3. Reading can be insatiable

I soon realised the addictive qualities of mass reading. My attention span lengthened enormously so I’d think nothing of sitting in a chair for six hours straight. Books were answering questions, exploring topics, and introducing imaginary worlds. I’d find myself immersed and not wishing to do anything else. Often lines or phrases would trigger compelling questions that I’d mull over for minutes at a time. It was all so interesting that as soon as I finished one book I’d have a chocolate box selection of interesting titles to try next. I was almost resentful that by choosing one book, I’d have to decline the others, and thus I wanted to race to the end of the current book to minimise the missed opportunities. That made it quite compulsive behaviour for me.

4. Movies and TV are shit

“The book is better than the movie” is true in 99% of cases. The human brain can process words and ideas far faster than physical action and the human voice can articulate them. Thus an hour of reading time packs in far more than an hour of televisual time. Added to that, books are generally far longer than movies and TV shows – the only exception being a premium cable series. These latter shows have the time to develop complex plots and introduce mood-setting redundancy. In a movie, there’s the famous dictum that if you show a gun on the mantelpiece in the first act, it must be fired by the third act. Nothing can be introduced without being relevant. After a while this gets tiresome and predictable. Books can hide foreshadowing better and even create wild goose chases to misdirect you.

Aaron Sorkin made the observation that stories belong in different media. If the focus is physical action, it’s a movie. If the focus is dialogue, it’s a play. If it’s internal thoughts and emotion, it’s a book. This makes books more immersive by nature, as they are a medium for pulling you into the character’s minds rather than observing them from the outside. Lastly, movies and TV are shit because they are pozzed and designed by committee. Books can touch subjects in ways that ((executives)) don’t allow in movies and TV.
--------
- _What to do_
**1.** Condense the paragraph of the piece on reading books that begins "“The book is better than the movie”" into a bulleted list that keeps its main points.
**2.** Write what comes next in the piece on reading books, picking up right after its last sentence.
The listing is not needed for any of this.

- _Data extract_
--------
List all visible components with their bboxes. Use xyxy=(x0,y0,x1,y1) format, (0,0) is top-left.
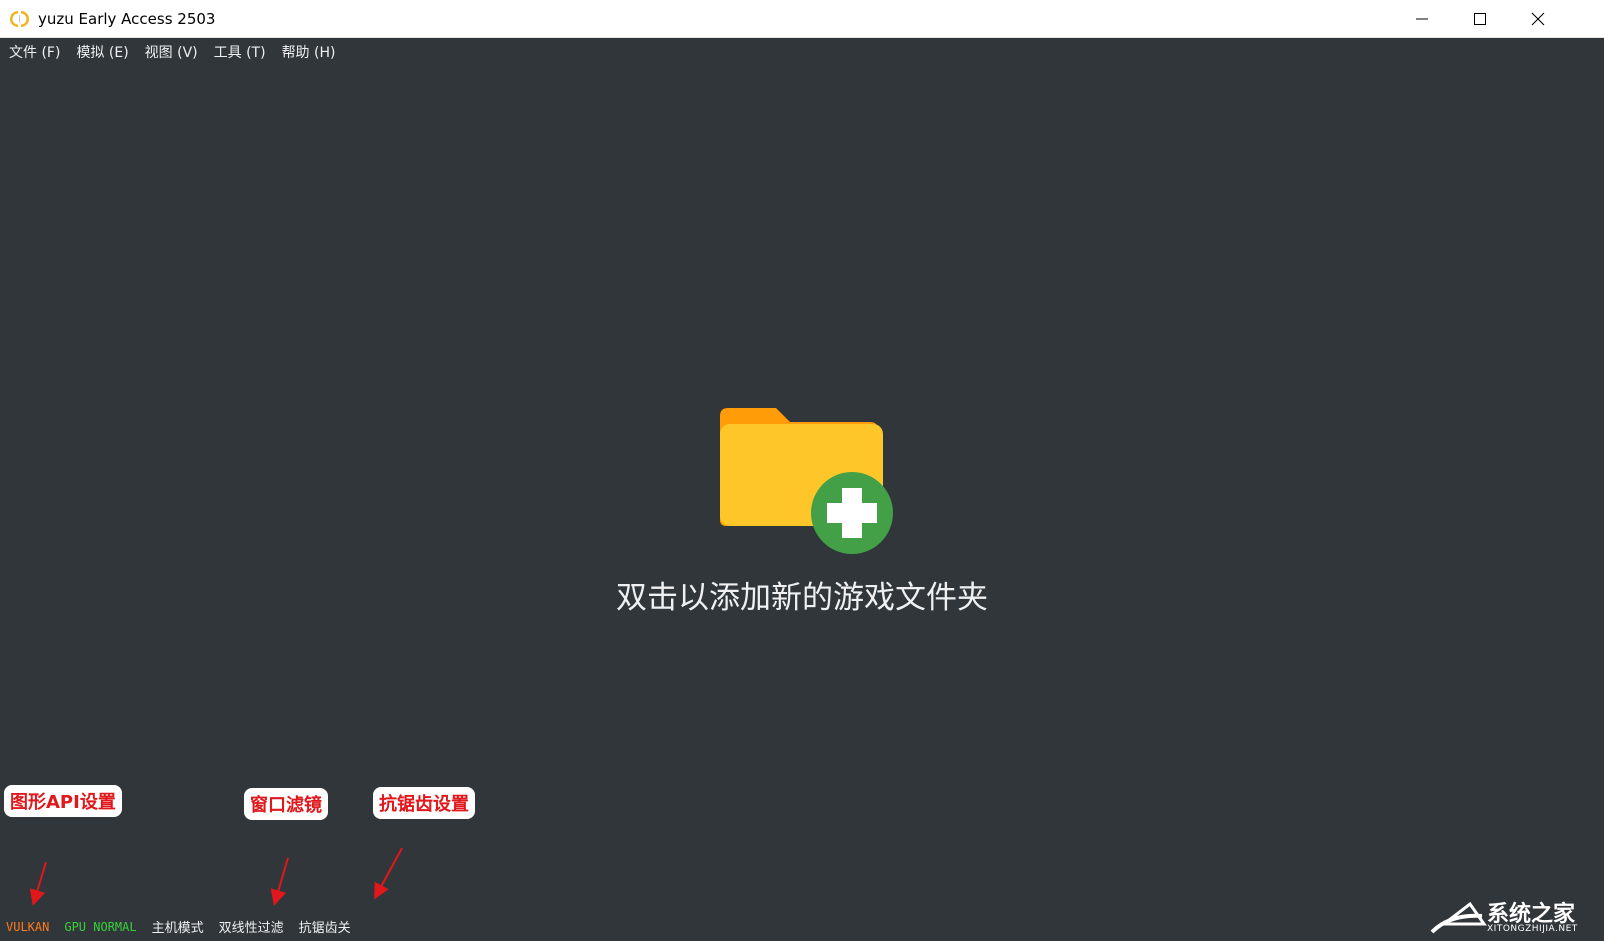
--------
- _Answers to the exercises_
**1.**
- In about 99% of cases, the book is better than the movie.
- The brain takes in words and ideas far faster than physical action can happen or a voice can speak them, so an hour of reading holds much more than an hour of screen time.
- Books are usually much longer than movies and TV shows. The exception is premium cable series, which have time for complex plots and mood-setting redundancy.
- Movies follow the dictum that a gun shown on the mantelpiece in the first act must be fired by the third. Because nothing can appear without being relevant, they become tiresome and predictable.
- Books hide foreshadowing better and can mislead the reader with wild goose chases.

**2.**
5. Writers are good at different parts of writing

As a writer, I’m constantly attempting to improve my own literary ability. One dividing line I often see between writers is between writers of good stories, and writers of good prose. For example, War & Peace has beautiful sentence construction. Judged on a sentence-by-sentence basis its really very impressive. But it’s boring as fuck. It’s just not a good story [3]. In contrast, pulp magazine adventure writers in the early 1920s were often the opposite in that the stories whipped along in compelling and imaginative fashion but the sentences were as painfully crude as music played out of key.

Some writers are fantastic at snappy dialogue, some set a scene well, some tease out human emotion from the strangest places, some set you thinking about how to live the Good Life. Some are competent at everything and special at nothing. Reading lots of books allowed me to see the differences in stark contrast.

6. I like dusting off old gems

I’ve got an aversion to reading modern books and popular books. Generally, I don’t like the pozz, the dumbed-down style, and the pretension. I’d rather read the books by the men who created civilisation than the Jews men who try to destroy it. The wonder of books is they transport you into the writer’s world, and thus reading, for example, Edgar Wallace’s Sanders Of The River stories gives you window into colonial Africa from the viewpoint of a Victorian Englishman. You simply can’t get that on TV or movies. Recently I experimented with picking up dusty paperbacks from a second-hand store, selecting for authors and genres I rarely favour. I also try old stuff on Kindle. Lots of it is fascinating. It feels like you’re the only person to read the book in over fifty years.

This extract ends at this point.